What you have to do
Write out the whole listing, matching it exactly.

Data for this exercise
---*---

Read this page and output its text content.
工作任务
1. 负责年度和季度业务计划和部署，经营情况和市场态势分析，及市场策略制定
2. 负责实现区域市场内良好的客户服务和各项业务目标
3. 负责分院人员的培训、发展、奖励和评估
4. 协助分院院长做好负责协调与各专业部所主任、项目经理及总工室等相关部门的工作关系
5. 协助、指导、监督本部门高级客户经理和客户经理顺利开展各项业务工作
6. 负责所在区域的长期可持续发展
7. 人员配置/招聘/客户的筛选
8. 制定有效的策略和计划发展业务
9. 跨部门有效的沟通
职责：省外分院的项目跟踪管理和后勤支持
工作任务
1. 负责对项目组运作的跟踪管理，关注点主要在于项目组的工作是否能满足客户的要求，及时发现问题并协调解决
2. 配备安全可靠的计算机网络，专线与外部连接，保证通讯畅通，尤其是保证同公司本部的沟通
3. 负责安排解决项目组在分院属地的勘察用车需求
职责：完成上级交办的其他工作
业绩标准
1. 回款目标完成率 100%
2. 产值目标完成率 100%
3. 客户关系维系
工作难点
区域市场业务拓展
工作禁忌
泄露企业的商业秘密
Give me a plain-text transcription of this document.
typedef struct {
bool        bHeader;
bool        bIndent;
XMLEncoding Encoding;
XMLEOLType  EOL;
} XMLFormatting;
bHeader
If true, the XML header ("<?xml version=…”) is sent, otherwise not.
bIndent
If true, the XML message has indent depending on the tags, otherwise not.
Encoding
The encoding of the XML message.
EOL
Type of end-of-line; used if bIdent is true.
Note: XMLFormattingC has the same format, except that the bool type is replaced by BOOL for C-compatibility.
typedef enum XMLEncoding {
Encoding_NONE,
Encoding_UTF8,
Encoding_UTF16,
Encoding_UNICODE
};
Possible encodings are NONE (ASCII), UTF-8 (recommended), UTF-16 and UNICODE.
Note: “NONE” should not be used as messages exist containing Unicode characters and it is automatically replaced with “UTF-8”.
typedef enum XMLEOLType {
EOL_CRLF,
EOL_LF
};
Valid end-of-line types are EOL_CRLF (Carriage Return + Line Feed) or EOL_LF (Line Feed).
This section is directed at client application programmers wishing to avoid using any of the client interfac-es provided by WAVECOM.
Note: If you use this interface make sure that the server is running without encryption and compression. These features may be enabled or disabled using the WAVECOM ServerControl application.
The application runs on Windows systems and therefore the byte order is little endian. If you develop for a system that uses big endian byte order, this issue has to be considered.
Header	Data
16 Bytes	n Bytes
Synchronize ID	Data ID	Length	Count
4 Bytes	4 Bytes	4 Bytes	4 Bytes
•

---*---

Result for this task
Read this page and output its text content.
工作任务
1. 负责年度和季度业务计划和部署，经营情况和市场态势分析，及市场策略制定
2. 负责实现区域市场内良好的客户服务和各项业务目标
3. 负责分院人员的培训、发展、奖励和评估
4. 协助分院院长做好负责协调与各专业部所主任、项目经理及总工室等相关部门的工作关系
5. 协助、指导、监督本部门高级客户经理和客户经理顺利开展各项业务工作
6. 负责所在区域的长期可持续发展
7. 人员配置/招聘/客户的筛选
8. 制定有效的策略和计划发展业务
9. 跨部门有效的沟通
职责：省外分院的项目跟踪管理和后勤支持
工作任务
1. 负责对项目组运作的跟踪管理，关注点主要在于项目组的工作是否能满足客户的要求，及时发现问题并协调解决
2. 配备安全可靠的计算机网络，专线与外部连接，保证通讯畅通，尤其是保证同公司本部的沟通
3. 负责安排解决项目组在分院属地的勘察用车需求
职责：完成上级交办的其他工作
业绩标准
1. 回款目标完成率 100%
2. 产值目标完成率 100%
3. 客户关系维系
工作难点
区域市场业务拓展
工作禁忌
泄露企业的商业秘密
Give me a plain-text transcription of this document.
typedef struct {
bool        bHeader;
bool        bIndent;
XMLEncoding Encoding;
XMLEOLType  EOL;
} XMLFormatting;
bHeader
If true, the XML header ("<?xml version=…”) is sent, otherwise not.
bIndent
If true, the XML message has indent depending on the tags, otherwise not.
Encoding
The encoding of the XML message.
EOL
Type of end-of-line; used if bIdent is true.
Note: XMLFormattingC has the same format, except that the bool type is replaced by BOOL for C-compatibility.
typedef enum XMLEncoding {
Encoding_NONE,
Encoding_UTF8,
Encoding_UTF16,
Encoding_UNICODE
};
Possible encodings are NONE (ASCII), UTF-8 (recommended), UTF-16 and UNICODE.
Note: “NONE” should not be used as messages exist containing Unicode characters and it is automatically replaced with “UTF-8”.
typedef enum XMLEOLType {
EOL_CRLF,
EOL_LF
};
Valid end-of-line types are EOL_CRLF (Carriage Return + Line Feed) or EOL_LF (Line Feed).
This section is directed at client application programmers wishing to avoid using any of the client interfac-es provided by WAVECOM.
Note: If you use this interface make sure that the server is running without encryption and compression. These features may be enabled or disabled using the WAVECOM ServerControl application.
The application runs on Windows systems and therefore the byte order is little endian. If you develop for a system that uses big endian byte order, this issue has to be considered.
Header	Data
16 Bytes	n Bytes
Synchronize ID	Data ID	Length	Count
4 Bytes	4 Bytes	4 Bytes	4 Bytes
•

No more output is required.